→ PROBLEM TO SOLVE
Pick out the lines below that contain the string "Certificate" and copy them all.
— Begin EXTRACTED MATERIAL —
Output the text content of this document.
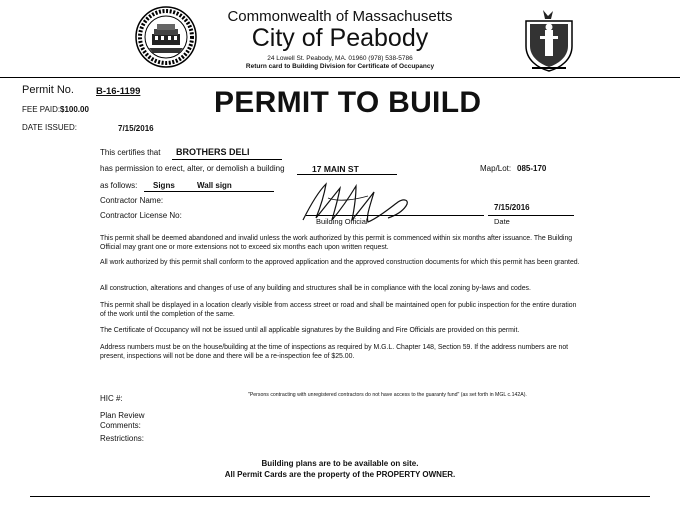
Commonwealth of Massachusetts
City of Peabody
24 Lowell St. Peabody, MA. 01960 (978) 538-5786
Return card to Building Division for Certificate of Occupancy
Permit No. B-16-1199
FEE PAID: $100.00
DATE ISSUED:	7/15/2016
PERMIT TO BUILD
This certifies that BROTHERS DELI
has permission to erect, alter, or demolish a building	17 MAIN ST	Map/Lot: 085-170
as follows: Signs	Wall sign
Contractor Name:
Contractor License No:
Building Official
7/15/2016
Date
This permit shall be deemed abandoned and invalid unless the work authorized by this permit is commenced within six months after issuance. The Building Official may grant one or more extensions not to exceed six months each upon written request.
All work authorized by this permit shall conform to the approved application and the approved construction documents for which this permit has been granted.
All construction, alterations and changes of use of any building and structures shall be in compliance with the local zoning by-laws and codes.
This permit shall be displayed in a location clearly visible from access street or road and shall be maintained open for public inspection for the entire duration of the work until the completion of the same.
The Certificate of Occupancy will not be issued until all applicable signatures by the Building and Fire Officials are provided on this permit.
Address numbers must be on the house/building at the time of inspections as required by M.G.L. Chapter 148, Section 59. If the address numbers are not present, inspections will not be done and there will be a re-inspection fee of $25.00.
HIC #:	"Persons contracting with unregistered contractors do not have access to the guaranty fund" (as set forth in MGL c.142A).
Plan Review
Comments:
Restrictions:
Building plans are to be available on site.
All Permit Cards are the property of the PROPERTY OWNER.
— End EXTRACTED MATERIAL —
— Begin EXTRACTED MATERIAL —
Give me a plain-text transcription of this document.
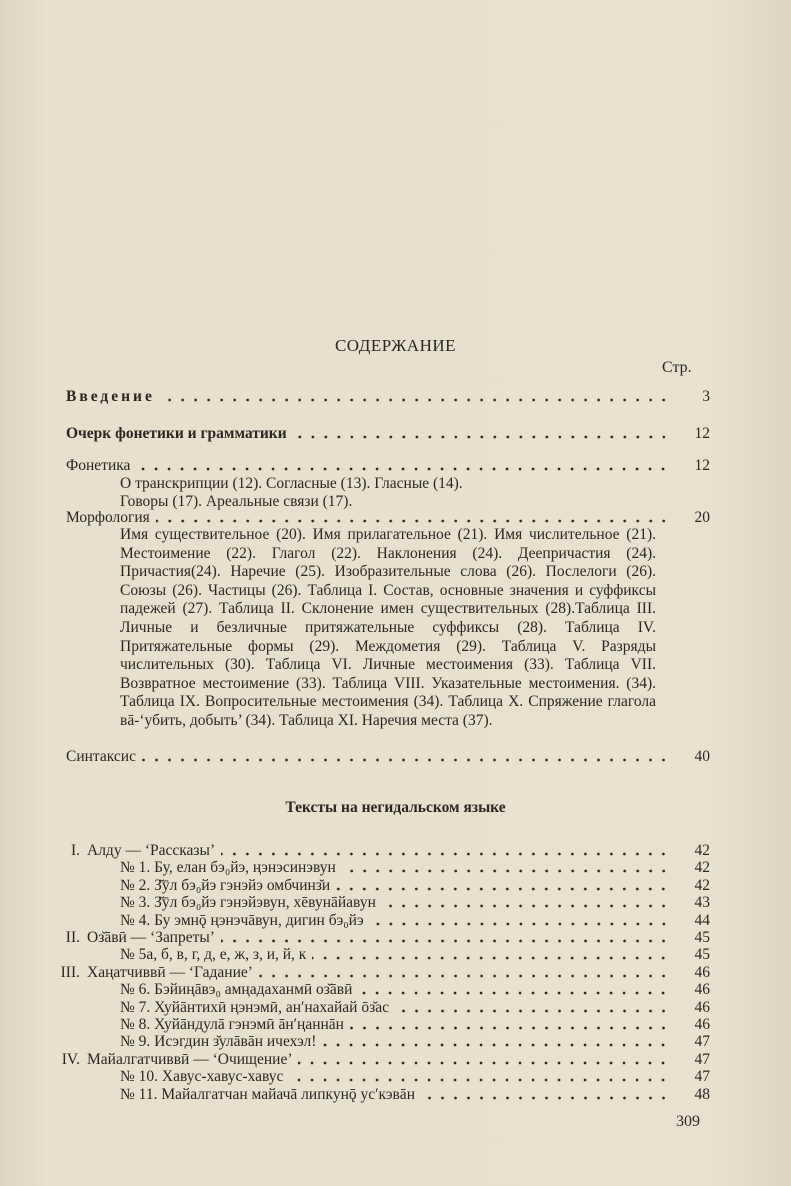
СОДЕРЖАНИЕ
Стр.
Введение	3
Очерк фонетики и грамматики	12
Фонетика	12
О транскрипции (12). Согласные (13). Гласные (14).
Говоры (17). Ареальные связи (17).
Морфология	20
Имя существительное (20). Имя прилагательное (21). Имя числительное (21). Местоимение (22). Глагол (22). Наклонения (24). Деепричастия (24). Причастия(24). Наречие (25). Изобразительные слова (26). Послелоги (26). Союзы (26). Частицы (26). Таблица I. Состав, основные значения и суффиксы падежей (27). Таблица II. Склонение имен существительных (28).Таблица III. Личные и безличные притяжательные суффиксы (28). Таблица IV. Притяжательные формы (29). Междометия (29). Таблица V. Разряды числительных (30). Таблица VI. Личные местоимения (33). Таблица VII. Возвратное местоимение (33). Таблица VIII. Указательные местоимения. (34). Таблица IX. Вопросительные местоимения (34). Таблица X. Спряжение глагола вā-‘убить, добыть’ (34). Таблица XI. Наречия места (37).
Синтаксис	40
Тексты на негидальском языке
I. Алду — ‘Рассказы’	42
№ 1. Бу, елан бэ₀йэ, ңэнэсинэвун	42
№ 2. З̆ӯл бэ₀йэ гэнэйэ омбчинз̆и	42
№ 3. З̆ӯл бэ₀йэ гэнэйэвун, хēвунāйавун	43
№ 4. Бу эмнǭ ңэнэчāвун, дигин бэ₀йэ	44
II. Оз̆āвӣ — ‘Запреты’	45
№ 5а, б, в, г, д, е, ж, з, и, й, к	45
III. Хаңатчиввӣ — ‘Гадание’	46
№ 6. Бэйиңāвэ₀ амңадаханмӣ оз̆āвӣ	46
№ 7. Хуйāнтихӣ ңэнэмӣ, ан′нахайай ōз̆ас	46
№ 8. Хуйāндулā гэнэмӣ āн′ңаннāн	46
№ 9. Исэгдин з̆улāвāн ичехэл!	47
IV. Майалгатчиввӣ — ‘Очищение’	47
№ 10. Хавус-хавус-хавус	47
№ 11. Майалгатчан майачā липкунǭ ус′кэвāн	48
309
— End EXTRACTED MATERIAL —
→ WRITTEN REPLY
Return card to Building Division for Certificate of Occupancy
The Certificate of Occupancy will not be issued until all applicable signatures by the Building and Fire Officials are provided on this permit.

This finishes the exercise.